### Given request
Write out each line exactly as given. Leave the pictures out of your copy.

### Data for the task
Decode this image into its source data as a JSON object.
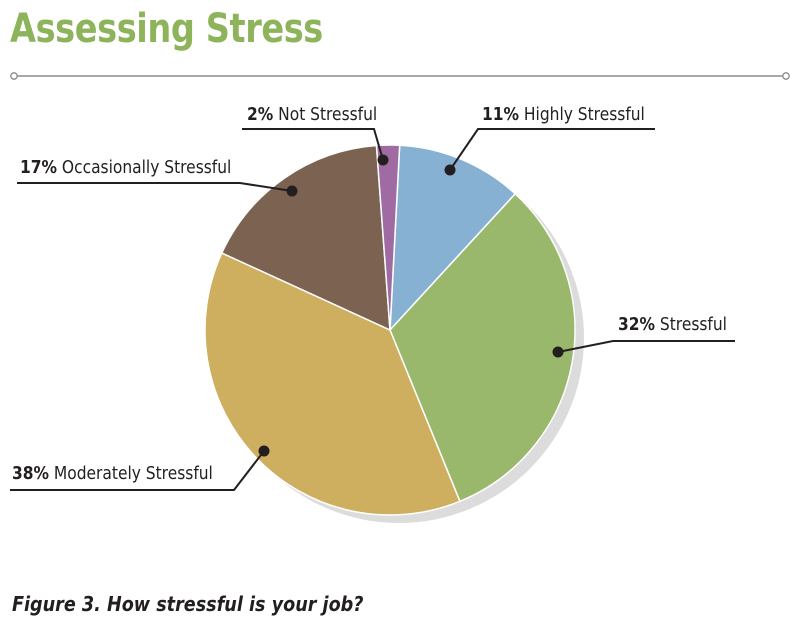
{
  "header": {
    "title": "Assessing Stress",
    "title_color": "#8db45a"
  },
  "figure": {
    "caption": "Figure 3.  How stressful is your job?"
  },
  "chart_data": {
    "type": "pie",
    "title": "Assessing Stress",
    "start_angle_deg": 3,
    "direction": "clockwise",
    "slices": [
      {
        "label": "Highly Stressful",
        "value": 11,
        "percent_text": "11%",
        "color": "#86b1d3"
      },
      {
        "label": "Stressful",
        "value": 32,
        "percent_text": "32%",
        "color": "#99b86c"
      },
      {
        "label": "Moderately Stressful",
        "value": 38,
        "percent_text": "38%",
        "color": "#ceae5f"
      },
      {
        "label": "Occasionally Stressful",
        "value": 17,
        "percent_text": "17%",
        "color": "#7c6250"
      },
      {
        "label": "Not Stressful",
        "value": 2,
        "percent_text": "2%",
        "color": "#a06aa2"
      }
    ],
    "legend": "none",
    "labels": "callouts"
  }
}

### Completed task
Decode this image into its source data as a JSON object.
{
  "header": {
    "title": "Assessing Stress",
    "title_color": "#8db45a"
  },
  "figure": {
    "caption": "Figure 3.  How stressful is your job?"
  },
  "chart_data": {
    "type": "pie",
    "title": "Assessing Stress",
    "start_angle_deg": 3,
    "direction": "clockwise",
    "slices": [
      {
        "label": "Highly Stressful",
        "value": 11,
        "percent_text": "11%",
        "color": "#86b1d3"
      },
      {
        "label": "Stressful",
        "value": 32,
        "percent_text": "32%",
        "color": "#99b86c"
      },
      {
        "label": "Moderately Stressful",
        "value": 38,
        "percent_text": "38%",
        "color": "#ceae5f"
      },
      {
        "label": "Occasionally Stressful",
        "value": 17,
        "percent_text": "17%",
        "color": "#7c6250"
      },
      {
        "label": "Not Stressful",
        "value": 2,
        "percent_text": "2%",
        "color": "#a06aa2"
      }
    ],
    "legend": "none",
    "labels": "callouts"
  }
}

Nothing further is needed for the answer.